• Record extracts:
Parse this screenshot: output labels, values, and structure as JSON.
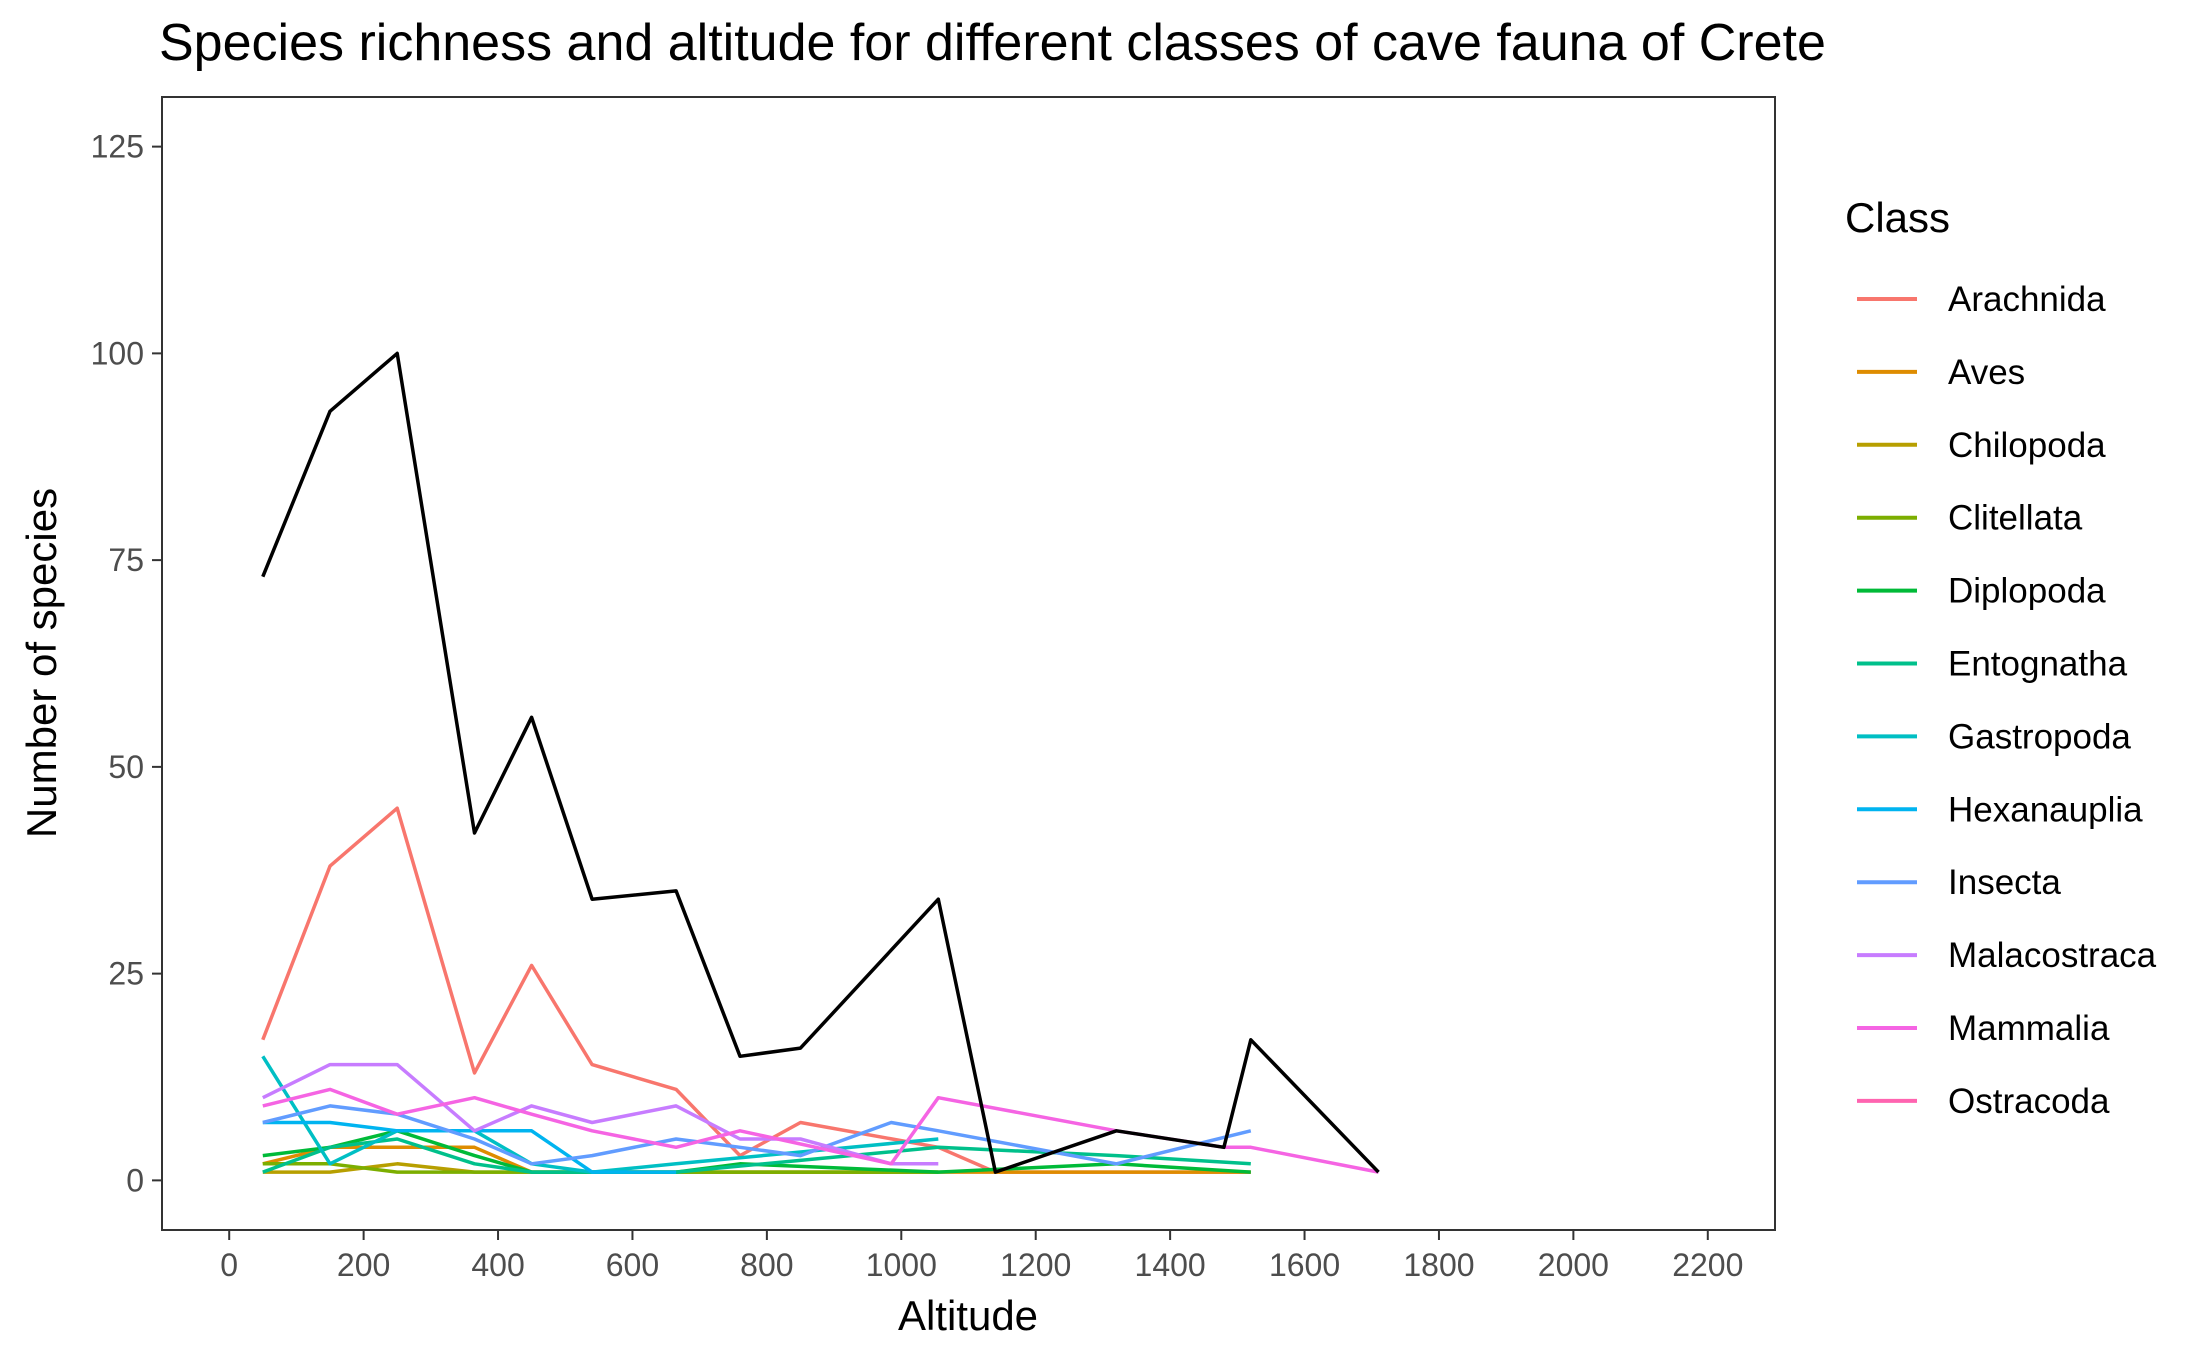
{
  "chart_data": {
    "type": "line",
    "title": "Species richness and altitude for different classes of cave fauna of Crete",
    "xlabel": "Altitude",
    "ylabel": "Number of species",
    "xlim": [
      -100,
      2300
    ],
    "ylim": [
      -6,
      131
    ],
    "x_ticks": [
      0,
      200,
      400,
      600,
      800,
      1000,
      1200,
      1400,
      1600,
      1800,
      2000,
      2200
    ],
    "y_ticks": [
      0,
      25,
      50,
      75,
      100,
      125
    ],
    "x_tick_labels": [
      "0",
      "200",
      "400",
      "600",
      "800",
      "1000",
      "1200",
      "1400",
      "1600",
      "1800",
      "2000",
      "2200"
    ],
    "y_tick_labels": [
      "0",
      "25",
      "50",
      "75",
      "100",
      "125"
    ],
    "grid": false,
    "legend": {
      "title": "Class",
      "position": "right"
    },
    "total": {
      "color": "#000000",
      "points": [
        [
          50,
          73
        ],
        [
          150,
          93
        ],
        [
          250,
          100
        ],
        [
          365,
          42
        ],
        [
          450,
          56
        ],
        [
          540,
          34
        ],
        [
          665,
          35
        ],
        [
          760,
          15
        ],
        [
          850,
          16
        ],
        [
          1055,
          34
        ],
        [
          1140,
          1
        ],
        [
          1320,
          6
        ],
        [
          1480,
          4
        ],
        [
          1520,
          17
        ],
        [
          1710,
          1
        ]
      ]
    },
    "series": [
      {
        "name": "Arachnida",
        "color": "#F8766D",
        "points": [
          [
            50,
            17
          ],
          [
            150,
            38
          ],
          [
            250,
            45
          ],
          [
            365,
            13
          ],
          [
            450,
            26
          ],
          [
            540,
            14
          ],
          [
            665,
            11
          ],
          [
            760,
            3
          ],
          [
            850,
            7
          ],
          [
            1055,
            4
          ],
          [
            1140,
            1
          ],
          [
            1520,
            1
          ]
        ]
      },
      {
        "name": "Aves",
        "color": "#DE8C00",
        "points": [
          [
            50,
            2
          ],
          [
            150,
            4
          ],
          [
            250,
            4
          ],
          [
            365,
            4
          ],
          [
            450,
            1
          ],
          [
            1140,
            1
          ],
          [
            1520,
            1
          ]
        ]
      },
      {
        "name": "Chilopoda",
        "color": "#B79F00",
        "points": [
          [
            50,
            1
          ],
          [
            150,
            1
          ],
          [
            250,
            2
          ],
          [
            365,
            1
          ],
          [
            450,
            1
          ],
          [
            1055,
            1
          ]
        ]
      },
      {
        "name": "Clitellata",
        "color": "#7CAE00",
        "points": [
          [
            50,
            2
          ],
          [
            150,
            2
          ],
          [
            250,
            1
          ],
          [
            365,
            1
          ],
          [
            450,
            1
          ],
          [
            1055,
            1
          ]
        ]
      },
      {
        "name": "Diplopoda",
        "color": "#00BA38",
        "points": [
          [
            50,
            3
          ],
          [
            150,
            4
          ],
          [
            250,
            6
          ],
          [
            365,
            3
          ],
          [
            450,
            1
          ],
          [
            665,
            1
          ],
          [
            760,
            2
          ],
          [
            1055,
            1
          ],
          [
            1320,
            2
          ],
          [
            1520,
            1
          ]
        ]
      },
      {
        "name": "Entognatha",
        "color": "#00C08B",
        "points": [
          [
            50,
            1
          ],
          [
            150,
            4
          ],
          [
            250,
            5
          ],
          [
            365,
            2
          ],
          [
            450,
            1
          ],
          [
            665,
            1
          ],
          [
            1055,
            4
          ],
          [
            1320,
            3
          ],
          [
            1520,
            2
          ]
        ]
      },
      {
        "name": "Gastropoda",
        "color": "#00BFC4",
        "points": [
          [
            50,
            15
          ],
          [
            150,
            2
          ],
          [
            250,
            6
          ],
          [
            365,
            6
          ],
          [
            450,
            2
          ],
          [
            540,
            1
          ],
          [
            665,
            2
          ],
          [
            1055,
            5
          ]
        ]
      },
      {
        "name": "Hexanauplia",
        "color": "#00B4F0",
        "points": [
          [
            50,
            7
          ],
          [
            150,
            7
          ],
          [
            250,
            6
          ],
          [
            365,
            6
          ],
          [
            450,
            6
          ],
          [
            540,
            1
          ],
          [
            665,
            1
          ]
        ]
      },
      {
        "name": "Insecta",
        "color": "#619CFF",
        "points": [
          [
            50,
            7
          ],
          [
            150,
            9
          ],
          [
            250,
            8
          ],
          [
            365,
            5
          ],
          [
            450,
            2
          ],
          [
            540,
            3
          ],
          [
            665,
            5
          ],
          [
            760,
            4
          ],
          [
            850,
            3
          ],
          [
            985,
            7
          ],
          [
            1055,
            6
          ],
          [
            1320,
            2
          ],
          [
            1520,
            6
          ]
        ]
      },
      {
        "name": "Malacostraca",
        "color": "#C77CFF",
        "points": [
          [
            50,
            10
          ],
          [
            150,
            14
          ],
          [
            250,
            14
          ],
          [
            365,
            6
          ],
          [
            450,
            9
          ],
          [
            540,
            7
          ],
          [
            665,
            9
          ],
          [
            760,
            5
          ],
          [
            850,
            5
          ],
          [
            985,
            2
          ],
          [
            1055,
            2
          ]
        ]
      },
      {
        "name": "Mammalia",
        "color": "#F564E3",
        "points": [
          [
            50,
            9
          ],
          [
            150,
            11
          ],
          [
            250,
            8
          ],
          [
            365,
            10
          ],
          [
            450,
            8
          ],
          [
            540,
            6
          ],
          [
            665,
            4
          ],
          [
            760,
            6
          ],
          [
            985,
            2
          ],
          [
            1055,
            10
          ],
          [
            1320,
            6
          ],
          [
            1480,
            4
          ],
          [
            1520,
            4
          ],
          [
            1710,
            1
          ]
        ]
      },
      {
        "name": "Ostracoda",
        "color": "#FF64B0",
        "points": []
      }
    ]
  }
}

• Task details:
Exclude the pictures and repeat every other part of the records word for word.

• Solution to this problem:
Parse this screenshot: output labels, values, and structure as JSON.
{
  "chart_data": {
    "type": "line",
    "title": "Species richness and altitude for different classes of cave fauna of Crete",
    "xlabel": "Altitude",
    "ylabel": "Number of species",
    "xlim": [
      -100,
      2300
    ],
    "ylim": [
      -6,
      131
    ],
    "x_ticks": [
      0,
      200,
      400,
      600,
      800,
      1000,
      1200,
      1400,
      1600,
      1800,
      2000,
      2200
    ],
    "y_ticks": [
      0,
      25,
      50,
      75,
      100,
      125
    ],
    "x_tick_labels": [
      "0",
      "200",
      "400",
      "600",
      "800",
      "1000",
      "1200",
      "1400",
      "1600",
      "1800",
      "2000",
      "2200"
    ],
    "y_tick_labels": [
      "0",
      "25",
      "50",
      "75",
      "100",
      "125"
    ],
    "grid": false,
    "legend": {
      "title": "Class",
      "position": "right"
    },
    "total": {
      "color": "#000000",
      "points": [
        [
          50,
          73
        ],
        [
          150,
          93
        ],
        [
          250,
          100
        ],
        [
          365,
          42
        ],
        [
          450,
          56
        ],
        [
          540,
          34
        ],
        [
          665,
          35
        ],
        [
          760,
          15
        ],
        [
          850,
          16
        ],
        [
          1055,
          34
        ],
        [
          1140,
          1
        ],
        [
          1320,
          6
        ],
        [
          1480,
          4
        ],
        [
          1520,
          17
        ],
        [
          1710,
          1
        ]
      ]
    },
    "series": [
      {
        "name": "Arachnida",
        "color": "#F8766D",
        "points": [
          [
            50,
            17
          ],
          [
            150,
            38
          ],
          [
            250,
            45
          ],
          [
            365,
            13
          ],
          [
            450,
            26
          ],
          [
            540,
            14
          ],
          [
            665,
            11
          ],
          [
            760,
            3
          ],
          [
            850,
            7
          ],
          [
            1055,
            4
          ],
          [
            1140,
            1
          ],
          [
            1520,
            1
          ]
        ]
      },
      {
        "name": "Aves",
        "color": "#DE8C00",
        "points": [
          [
            50,
            2
          ],
          [
            150,
            4
          ],
          [
            250,
            4
          ],
          [
            365,
            4
          ],
          [
            450,
            1
          ],
          [
            1140,
            1
          ],
          [
            1520,
            1
          ]
        ]
      },
      {
        "name": "Chilopoda",
        "color": "#B79F00",
        "points": [
          [
            50,
            1
          ],
          [
            150,
            1
          ],
          [
            250,
            2
          ],
          [
            365,
            1
          ],
          [
            450,
            1
          ],
          [
            1055,
            1
          ]
        ]
      },
      {
        "name": "Clitellata",
        "color": "#7CAE00",
        "points": [
          [
            50,
            2
          ],
          [
            150,
            2
          ],
          [
            250,
            1
          ],
          [
            365,
            1
          ],
          [
            450,
            1
          ],
          [
            1055,
            1
          ]
        ]
      },
      {
        "name": "Diplopoda",
        "color": "#00BA38",
        "points": [
          [
            50,
            3
          ],
          [
            150,
            4
          ],
          [
            250,
            6
          ],
          [
            365,
            3
          ],
          [
            450,
            1
          ],
          [
            665,
            1
          ],
          [
            760,
            2
          ],
          [
            1055,
            1
          ],
          [
            1320,
            2
          ],
          [
            1520,
            1
          ]
        ]
      },
      {
        "name": "Entognatha",
        "color": "#00C08B",
        "points": [
          [
            50,
            1
          ],
          [
            150,
            4
          ],
          [
            250,
            5
          ],
          [
            365,
            2
          ],
          [
            450,
            1
          ],
          [
            665,
            1
          ],
          [
            1055,
            4
          ],
          [
            1320,
            3
          ],
          [
            1520,
            2
          ]
        ]
      },
      {
        "name": "Gastropoda",
        "color": "#00BFC4",
        "points": [
          [
            50,
            15
          ],
          [
            150,
            2
          ],
          [
            250,
            6
          ],
          [
            365,
            6
          ],
          [
            450,
            2
          ],
          [
            540,
            1
          ],
          [
            665,
            2
          ],
          [
            1055,
            5
          ]
        ]
      },
      {
        "name": "Hexanauplia",
        "color": "#00B4F0",
        "points": [
          [
            50,
            7
          ],
          [
            150,
            7
          ],
          [
            250,
            6
          ],
          [
            365,
            6
          ],
          [
            450,
            6
          ],
          [
            540,
            1
          ],
          [
            665,
            1
          ]
        ]
      },
      {
        "name": "Insecta",
        "color": "#619CFF",
        "points": [
          [
            50,
            7
          ],
          [
            150,
            9
          ],
          [
            250,
            8
          ],
          [
            365,
            5
          ],
          [
            450,
            2
          ],
          [
            540,
            3
          ],
          [
            665,
            5
          ],
          [
            760,
            4
          ],
          [
            850,
            3
          ],
          [
            985,
            7
          ],
          [
            1055,
            6
          ],
          [
            1320,
            2
          ],
          [
            1520,
            6
          ]
        ]
      },
      {
        "name": "Malacostraca",
        "color": "#C77CFF",
        "points": [
          [
            50,
            10
          ],
          [
            150,
            14
          ],
          [
            250,
            14
          ],
          [
            365,
            6
          ],
          [
            450,
            9
          ],
          [
            540,
            7
          ],
          [
            665,
            9
          ],
          [
            760,
            5
          ],
          [
            850,
            5
          ],
          [
            985,
            2
          ],
          [
            1055,
            2
          ]
        ]
      },
      {
        "name": "Mammalia",
        "color": "#F564E3",
        "points": [
          [
            50,
            9
          ],
          [
            150,
            11
          ],
          [
            250,
            8
          ],
          [
            365,
            10
          ],
          [
            450,
            8
          ],
          [
            540,
            6
          ],
          [
            665,
            4
          ],
          [
            760,
            6
          ],
          [
            985,
            2
          ],
          [
            1055,
            10
          ],
          [
            1320,
            6
          ],
          [
            1480,
            4
          ],
          [
            1520,
            4
          ],
          [
            1710,
            1
          ]
        ]
      },
      {
        "name": "Ostracoda",
        "color": "#FF64B0",
        "points": []
      }
    ]
  }
}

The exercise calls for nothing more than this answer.